**** Data for this task

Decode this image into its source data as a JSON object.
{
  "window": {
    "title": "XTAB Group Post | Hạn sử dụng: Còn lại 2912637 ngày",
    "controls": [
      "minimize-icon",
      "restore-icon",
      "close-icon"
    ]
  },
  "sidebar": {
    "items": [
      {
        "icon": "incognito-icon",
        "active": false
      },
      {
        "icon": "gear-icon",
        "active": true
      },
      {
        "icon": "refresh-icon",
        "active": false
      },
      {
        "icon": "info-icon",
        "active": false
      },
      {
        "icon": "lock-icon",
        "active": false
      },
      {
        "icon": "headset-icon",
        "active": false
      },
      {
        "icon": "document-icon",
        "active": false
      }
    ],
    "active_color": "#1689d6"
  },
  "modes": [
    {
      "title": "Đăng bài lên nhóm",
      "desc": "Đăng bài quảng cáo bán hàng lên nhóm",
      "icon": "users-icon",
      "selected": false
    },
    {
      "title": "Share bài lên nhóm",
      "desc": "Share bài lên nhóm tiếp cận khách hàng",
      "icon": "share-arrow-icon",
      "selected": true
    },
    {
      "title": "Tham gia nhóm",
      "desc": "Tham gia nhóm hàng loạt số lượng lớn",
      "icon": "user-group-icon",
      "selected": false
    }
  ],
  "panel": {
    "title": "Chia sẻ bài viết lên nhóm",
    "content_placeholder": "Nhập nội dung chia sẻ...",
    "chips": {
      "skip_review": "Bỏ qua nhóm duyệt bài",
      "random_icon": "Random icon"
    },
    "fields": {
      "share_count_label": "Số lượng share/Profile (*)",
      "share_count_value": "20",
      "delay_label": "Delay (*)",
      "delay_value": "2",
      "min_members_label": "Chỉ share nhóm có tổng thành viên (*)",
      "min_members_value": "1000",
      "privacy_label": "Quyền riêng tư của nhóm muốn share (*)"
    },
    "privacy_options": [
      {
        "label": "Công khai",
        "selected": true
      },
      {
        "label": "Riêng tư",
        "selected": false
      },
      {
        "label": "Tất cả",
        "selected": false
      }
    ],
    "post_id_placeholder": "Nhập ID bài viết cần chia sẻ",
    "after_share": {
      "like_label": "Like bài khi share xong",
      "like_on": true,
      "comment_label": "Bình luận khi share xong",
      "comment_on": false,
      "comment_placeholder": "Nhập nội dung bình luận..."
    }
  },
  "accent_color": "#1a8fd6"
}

********

What is expected »
Return every entry verbatim.

In response »
Decode this image into its source data as a JSON object.
{
  "window": {
    "title": "XTAB Group Post | Hạn sử dụng: Còn lại 2912637 ngày",
    "controls": [
      "minimize-icon",
      "restore-icon",
      "close-icon"
    ]
  },
  "sidebar": {
    "items": [
      {
        "icon": "incognito-icon",
        "active": false
      },
      {
        "icon": "gear-icon",
        "active": true
      },
      {
        "icon": "refresh-icon",
        "active": false
      },
      {
        "icon": "info-icon",
        "active": false
      },
      {
        "icon": "lock-icon",
        "active": false
      },
      {
        "icon": "headset-icon",
        "active": false
      },
      {
        "icon": "document-icon",
        "active": false
      }
    ],
    "active_color": "#1689d6"
  },
  "modes": [
    {
      "title": "Đăng bài lên nhóm",
      "desc": "Đăng bài quảng cáo bán hàng lên nhóm",
      "icon": "users-icon",
      "selected": false
    },
    {
      "title": "Share bài lên nhóm",
      "desc": "Share bài lên nhóm tiếp cận khách hàng",
      "icon": "share-arrow-icon",
      "selected": true
    },
    {
      "title": "Tham gia nhóm",
      "desc": "Tham gia nhóm hàng loạt số lượng lớn",
      "icon": "user-group-icon",
      "selected": false
    }
  ],
  "panel": {
    "title": "Chia sẻ bài viết lên nhóm",
    "content_placeholder": "Nhập nội dung chia sẻ...",
    "chips": {
      "skip_review": "Bỏ qua nhóm duyệt bài",
      "random_icon": "Random icon"
    },
    "fields": {
      "share_count_label": "Số lượng share/Profile (*)",
      "share_count_value": "20",
      "delay_label": "Delay (*)",
      "delay_value": "2",
      "min_members_label": "Chỉ share nhóm có tổng thành viên (*)",
      "min_members_value": "1000",
      "privacy_label": "Quyền riêng tư của nhóm muốn share (*)"
    },
    "privacy_options": [
      {
        "label": "Công khai",
        "selected": true
      },
      {
        "label": "Riêng tư",
        "selected": false
      },
      {
        "label": "Tất cả",
        "selected": false
      }
    ],
    "post_id_placeholder": "Nhập ID bài viết cần chia sẻ",
    "after_share": {
      "like_label": "Like bài khi share xong",
      "like_on": true,
      "comment_label": "Bình luận khi share xong",
      "comment_on": false,
      "comment_placeholder": "Nhập nội dung bình luận..."
    }
  },
  "accent_color": "#1a8fd6"
}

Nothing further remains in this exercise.